YOUR OBJECTIVE: Given the records below, set each one down again exactly as it reads.

■ ■ ■ ■ ■

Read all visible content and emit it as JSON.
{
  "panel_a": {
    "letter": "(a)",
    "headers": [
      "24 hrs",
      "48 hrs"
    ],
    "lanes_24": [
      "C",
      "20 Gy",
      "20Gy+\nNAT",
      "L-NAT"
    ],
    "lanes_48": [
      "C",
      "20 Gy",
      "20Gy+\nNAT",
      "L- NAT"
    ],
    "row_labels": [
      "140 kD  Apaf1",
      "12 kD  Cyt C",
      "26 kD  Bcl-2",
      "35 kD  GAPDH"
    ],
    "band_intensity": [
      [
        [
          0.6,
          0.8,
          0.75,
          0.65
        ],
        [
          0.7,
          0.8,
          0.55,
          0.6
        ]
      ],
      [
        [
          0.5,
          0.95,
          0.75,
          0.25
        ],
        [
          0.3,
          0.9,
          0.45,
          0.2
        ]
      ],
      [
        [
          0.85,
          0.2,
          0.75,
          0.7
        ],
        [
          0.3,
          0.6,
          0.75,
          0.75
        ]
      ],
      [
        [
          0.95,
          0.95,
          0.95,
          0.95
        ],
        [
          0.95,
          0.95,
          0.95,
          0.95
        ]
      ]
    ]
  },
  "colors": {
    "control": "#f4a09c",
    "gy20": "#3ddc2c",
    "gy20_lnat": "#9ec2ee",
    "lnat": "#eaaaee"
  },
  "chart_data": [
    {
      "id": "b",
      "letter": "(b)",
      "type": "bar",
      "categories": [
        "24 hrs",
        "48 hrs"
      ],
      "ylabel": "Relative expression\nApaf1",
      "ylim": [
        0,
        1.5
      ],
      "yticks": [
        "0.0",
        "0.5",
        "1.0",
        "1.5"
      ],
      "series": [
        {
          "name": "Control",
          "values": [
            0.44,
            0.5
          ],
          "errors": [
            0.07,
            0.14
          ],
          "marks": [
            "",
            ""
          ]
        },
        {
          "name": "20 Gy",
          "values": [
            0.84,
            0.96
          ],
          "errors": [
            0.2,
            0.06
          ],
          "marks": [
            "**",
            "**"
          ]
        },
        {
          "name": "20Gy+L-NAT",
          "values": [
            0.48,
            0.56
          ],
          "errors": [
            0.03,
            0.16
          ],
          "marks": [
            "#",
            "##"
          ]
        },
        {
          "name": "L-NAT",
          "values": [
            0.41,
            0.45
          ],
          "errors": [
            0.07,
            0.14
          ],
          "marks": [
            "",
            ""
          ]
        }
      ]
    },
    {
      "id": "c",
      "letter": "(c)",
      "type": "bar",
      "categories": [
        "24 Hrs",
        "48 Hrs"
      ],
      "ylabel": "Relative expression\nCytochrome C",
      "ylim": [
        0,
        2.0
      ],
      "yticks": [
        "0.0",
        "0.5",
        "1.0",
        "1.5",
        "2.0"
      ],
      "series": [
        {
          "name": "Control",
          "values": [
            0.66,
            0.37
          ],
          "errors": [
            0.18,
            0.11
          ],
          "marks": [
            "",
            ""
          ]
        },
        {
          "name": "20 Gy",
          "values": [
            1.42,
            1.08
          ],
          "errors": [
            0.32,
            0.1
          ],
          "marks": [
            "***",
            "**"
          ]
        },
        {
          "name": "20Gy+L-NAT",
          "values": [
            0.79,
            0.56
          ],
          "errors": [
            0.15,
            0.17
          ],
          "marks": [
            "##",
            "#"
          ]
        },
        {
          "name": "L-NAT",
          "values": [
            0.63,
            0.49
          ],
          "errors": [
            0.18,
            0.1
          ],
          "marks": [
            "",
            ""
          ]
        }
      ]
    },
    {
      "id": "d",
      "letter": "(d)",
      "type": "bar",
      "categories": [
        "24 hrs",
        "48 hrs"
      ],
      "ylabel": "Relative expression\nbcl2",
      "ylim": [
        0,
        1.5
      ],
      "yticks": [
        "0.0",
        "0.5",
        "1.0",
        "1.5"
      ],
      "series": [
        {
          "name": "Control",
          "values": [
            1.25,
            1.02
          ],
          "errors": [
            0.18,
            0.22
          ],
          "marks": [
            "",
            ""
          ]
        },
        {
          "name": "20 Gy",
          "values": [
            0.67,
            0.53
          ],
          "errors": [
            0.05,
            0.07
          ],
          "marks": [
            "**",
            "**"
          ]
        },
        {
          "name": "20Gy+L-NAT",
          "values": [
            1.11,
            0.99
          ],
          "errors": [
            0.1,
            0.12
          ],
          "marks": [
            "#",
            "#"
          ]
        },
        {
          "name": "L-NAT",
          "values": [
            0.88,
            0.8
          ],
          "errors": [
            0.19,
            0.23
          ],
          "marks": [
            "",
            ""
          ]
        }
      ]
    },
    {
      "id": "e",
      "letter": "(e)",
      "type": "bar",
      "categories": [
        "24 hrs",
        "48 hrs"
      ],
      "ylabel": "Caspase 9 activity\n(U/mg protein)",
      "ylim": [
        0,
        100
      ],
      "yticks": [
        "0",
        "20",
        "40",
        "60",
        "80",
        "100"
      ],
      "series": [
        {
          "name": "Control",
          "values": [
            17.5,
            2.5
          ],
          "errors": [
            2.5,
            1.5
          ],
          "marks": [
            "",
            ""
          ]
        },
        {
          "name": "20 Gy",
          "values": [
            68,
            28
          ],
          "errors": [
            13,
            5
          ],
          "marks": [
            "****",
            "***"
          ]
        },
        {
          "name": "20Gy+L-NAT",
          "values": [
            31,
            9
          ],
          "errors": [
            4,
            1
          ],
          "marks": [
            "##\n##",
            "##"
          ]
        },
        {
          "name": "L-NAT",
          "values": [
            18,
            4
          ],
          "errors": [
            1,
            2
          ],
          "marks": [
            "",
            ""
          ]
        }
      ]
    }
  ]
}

■ ■ ■ ■ ■

RESULT BELOW:
Read all visible content and emit it as JSON.
{
  "panel_a": {
    "letter": "(a)",
    "headers": [
      "24 hrs",
      "48 hrs"
    ],
    "lanes_24": [
      "C",
      "20 Gy",
      "20Gy+\nNAT",
      "L-NAT"
    ],
    "lanes_48": [
      "C",
      "20 Gy",
      "20Gy+\nNAT",
      "L- NAT"
    ],
    "row_labels": [
      "140 kD  Apaf1",
      "12 kD  Cyt C",
      "26 kD  Bcl-2",
      "35 kD  GAPDH"
    ],
    "band_intensity": [
      [
        [
          0.6,
          0.8,
          0.75,
          0.65
        ],
        [
          0.7,
          0.8,
          0.55,
          0.6
        ]
      ],
      [
        [
          0.5,
          0.95,
          0.75,
          0.25
        ],
        [
          0.3,
          0.9,
          0.45,
          0.2
        ]
      ],
      [
        [
          0.85,
          0.2,
          0.75,
          0.7
        ],
        [
          0.3,
          0.6,
          0.75,
          0.75
        ]
      ],
      [
        [
          0.95,
          0.95,
          0.95,
          0.95
        ],
        [
          0.95,
          0.95,
          0.95,
          0.95
        ]
      ]
    ]
  },
  "colors": {
    "control": "#f4a09c",
    "gy20": "#3ddc2c",
    "gy20_lnat": "#9ec2ee",
    "lnat": "#eaaaee"
  },
  "chart_data": [
    {
      "id": "b",
      "letter": "(b)",
      "type": "bar",
      "categories": [
        "24 hrs",
        "48 hrs"
      ],
      "ylabel": "Relative expression\nApaf1",
      "ylim": [
        0,
        1.5
      ],
      "yticks": [
        "0.0",
        "0.5",
        "1.0",
        "1.5"
      ],
      "series": [
        {
          "name": "Control",
          "values": [
            0.44,
            0.5
          ],
          "errors": [
            0.07,
            0.14
          ],
          "marks": [
            "",
            ""
          ]
        },
        {
          "name": "20 Gy",
          "values": [
            0.84,
            0.96
          ],
          "errors": [
            0.2,
            0.06
          ],
          "marks": [
            "**",
            "**"
          ]
        },
        {
          "name": "20Gy+L-NAT",
          "values": [
            0.48,
            0.56
          ],
          "errors": [
            0.03,
            0.16
          ],
          "marks": [
            "#",
            "##"
          ]
        },
        {
          "name": "L-NAT",
          "values": [
            0.41,
            0.45
          ],
          "errors": [
            0.07,
            0.14
          ],
          "marks": [
            "",
            ""
          ]
        }
      ]
    },
    {
      "id": "c",
      "letter": "(c)",
      "type": "bar",
      "categories": [
        "24 Hrs",
        "48 Hrs"
      ],
      "ylabel": "Relative expression\nCytochrome C",
      "ylim": [
        0,
        2.0
      ],
      "yticks": [
        "0.0",
        "0.5",
        "1.0",
        "1.5",
        "2.0"
      ],
      "series": [
        {
          "name": "Control",
          "values": [
            0.66,
            0.37
          ],
          "errors": [
            0.18,
            0.11
          ],
          "marks": [
            "",
            ""
          ]
        },
        {
          "name": "20 Gy",
          "values": [
            1.42,
            1.08
          ],
          "errors": [
            0.32,
            0.1
          ],
          "marks": [
            "***",
            "**"
          ]
        },
        {
          "name": "20Gy+L-NAT",
          "values": [
            0.79,
            0.56
          ],
          "errors": [
            0.15,
            0.17
          ],
          "marks": [
            "##",
            "#"
          ]
        },
        {
          "name": "L-NAT",
          "values": [
            0.63,
            0.49
          ],
          "errors": [
            0.18,
            0.1
          ],
          "marks": [
            "",
            ""
          ]
        }
      ]
    },
    {
      "id": "d",
      "letter": "(d)",
      "type": "bar",
      "categories": [
        "24 hrs",
        "48 hrs"
      ],
      "ylabel": "Relative expression\nbcl2",
      "ylim": [
        0,
        1.5
      ],
      "yticks": [
        "0.0",
        "0.5",
        "1.0",
        "1.5"
      ],
      "series": [
        {
          "name": "Control",
          "values": [
            1.25,
            1.02
          ],
          "errors": [
            0.18,
            0.22
          ],
          "marks": [
            "",
            ""
          ]
        },
        {
          "name": "20 Gy",
          "values": [
            0.67,
            0.53
          ],
          "errors": [
            0.05,
            0.07
          ],
          "marks": [
            "**",
            "**"
          ]
        },
        {
          "name": "20Gy+L-NAT",
          "values": [
            1.11,
            0.99
          ],
          "errors": [
            0.1,
            0.12
          ],
          "marks": [
            "#",
            "#"
          ]
        },
        {
          "name": "L-NAT",
          "values": [
            0.88,
            0.8
          ],
          "errors": [
            0.19,
            0.23
          ],
          "marks": [
            "",
            ""
          ]
        }
      ]
    },
    {
      "id": "e",
      "letter": "(e)",
      "type": "bar",
      "categories": [
        "24 hrs",
        "48 hrs"
      ],
      "ylabel": "Caspase 9 activity\n(U/mg protein)",
      "ylim": [
        0,
        100
      ],
      "yticks": [
        "0",
        "20",
        "40",
        "60",
        "80",
        "100"
      ],
      "series": [
        {
          "name": "Control",
          "values": [
            17.5,
            2.5
          ],
          "errors": [
            2.5,
            1.5
          ],
          "marks": [
            "",
            ""
          ]
        },
        {
          "name": "20 Gy",
          "values": [
            68,
            28
          ],
          "errors": [
            13,
            5
          ],
          "marks": [
            "****",
            "***"
          ]
        },
        {
          "name": "20Gy+L-NAT",
          "values": [
            31,
            9
          ],
          "errors": [
            4,
            1
          ],
          "marks": [
            "##\n##",
            "##"
          ]
        },
        {
          "name": "L-NAT",
          "values": [
            18,
            4
          ],
          "errors": [
            1,
            2
          ],
          "marks": [
            "",
            ""
          ]
        }
      ]
    }
  ]
}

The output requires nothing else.